Search the entries below. Return every line that has "this" in it.
---+---
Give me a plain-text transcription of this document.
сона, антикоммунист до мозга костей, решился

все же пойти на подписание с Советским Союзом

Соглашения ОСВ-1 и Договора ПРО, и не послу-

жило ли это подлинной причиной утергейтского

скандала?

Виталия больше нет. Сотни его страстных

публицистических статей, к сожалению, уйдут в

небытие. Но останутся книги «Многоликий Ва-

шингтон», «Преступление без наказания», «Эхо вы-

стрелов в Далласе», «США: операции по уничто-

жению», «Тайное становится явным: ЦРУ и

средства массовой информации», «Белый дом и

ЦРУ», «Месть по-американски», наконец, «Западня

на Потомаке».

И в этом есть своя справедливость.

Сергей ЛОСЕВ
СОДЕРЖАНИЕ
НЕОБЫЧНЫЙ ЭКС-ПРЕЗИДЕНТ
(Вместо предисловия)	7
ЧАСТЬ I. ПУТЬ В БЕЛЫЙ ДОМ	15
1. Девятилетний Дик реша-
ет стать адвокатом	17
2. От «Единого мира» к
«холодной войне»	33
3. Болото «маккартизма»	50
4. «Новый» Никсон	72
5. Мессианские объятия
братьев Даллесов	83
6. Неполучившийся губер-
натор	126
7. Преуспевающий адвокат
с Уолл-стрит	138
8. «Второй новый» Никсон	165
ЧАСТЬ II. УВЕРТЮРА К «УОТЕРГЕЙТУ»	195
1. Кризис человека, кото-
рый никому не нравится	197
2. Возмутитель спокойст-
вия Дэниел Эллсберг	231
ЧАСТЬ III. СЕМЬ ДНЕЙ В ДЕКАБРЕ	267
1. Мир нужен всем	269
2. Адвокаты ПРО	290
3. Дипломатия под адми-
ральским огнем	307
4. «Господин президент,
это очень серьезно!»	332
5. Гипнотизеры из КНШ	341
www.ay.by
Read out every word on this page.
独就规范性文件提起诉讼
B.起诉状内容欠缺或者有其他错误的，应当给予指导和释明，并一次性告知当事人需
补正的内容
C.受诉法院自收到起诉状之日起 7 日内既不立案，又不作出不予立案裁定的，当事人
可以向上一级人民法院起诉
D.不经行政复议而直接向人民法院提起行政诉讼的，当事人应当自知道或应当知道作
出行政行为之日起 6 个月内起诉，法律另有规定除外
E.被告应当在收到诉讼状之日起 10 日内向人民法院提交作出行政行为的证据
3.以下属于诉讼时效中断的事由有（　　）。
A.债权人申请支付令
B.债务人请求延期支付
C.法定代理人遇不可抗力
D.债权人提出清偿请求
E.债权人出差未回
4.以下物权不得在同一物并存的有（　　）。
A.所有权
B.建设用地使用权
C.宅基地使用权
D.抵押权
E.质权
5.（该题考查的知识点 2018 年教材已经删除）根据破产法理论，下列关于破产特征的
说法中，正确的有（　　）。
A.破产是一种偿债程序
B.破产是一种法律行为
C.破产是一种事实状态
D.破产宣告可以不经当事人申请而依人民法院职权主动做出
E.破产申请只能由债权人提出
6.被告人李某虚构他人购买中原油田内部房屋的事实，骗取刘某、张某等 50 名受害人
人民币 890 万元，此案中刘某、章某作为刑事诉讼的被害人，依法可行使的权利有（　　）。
---+---
● Problem solution:
Give me a plain-text transcription of this document.
Read out every word on this page.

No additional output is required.